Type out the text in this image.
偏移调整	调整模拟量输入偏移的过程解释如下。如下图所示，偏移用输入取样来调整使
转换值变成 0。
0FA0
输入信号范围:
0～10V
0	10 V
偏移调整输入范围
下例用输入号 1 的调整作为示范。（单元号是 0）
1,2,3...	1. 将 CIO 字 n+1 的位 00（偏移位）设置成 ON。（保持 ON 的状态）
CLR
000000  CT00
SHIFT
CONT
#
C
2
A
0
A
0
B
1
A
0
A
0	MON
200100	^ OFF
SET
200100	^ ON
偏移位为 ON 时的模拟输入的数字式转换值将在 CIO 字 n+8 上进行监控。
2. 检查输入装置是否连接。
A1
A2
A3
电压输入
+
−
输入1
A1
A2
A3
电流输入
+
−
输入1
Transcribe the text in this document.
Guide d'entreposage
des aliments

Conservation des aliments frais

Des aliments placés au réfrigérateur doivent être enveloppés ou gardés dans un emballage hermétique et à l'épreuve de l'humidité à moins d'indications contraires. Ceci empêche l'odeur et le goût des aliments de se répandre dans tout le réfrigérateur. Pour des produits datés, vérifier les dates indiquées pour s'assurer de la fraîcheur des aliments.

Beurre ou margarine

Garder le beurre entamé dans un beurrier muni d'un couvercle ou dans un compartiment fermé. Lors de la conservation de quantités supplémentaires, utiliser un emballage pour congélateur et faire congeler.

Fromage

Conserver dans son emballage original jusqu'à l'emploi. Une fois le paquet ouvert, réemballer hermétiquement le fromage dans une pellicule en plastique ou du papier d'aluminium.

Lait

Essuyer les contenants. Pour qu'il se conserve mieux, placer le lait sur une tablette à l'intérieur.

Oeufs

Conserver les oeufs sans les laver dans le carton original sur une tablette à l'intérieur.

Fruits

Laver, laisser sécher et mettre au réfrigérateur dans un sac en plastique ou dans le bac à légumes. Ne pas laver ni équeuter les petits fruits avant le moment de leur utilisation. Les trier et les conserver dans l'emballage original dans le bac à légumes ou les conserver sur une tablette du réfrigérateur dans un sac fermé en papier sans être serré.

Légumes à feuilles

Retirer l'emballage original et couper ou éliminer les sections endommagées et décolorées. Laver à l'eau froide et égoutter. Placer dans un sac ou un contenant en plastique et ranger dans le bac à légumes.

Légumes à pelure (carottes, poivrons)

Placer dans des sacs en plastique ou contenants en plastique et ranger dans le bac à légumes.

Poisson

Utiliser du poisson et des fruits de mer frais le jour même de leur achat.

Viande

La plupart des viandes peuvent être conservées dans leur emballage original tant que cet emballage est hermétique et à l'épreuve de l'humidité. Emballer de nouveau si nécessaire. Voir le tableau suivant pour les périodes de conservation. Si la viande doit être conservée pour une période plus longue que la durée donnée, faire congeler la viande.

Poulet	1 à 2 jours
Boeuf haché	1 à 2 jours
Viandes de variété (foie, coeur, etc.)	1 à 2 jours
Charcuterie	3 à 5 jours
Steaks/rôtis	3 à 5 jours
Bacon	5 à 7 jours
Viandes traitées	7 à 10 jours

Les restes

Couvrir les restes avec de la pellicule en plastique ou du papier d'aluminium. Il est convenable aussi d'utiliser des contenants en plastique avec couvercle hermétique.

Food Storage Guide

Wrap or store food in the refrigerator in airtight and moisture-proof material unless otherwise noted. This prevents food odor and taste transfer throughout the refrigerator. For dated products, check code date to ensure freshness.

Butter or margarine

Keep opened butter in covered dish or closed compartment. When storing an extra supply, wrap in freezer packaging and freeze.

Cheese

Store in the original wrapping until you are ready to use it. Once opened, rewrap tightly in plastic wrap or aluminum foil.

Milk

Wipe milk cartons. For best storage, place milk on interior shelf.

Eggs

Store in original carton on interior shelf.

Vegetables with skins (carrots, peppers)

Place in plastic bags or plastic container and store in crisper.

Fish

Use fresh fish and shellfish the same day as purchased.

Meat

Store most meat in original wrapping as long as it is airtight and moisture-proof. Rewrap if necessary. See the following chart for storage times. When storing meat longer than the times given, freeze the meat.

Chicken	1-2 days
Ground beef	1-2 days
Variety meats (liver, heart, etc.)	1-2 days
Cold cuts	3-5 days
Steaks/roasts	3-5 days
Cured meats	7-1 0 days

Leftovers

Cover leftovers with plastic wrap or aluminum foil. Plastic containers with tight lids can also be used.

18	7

****

EXERCISE:
Identify every line above that includes the word "Guide", and show those lines.

RESPONSE:
Guide d'entreposage
Food Storage Guide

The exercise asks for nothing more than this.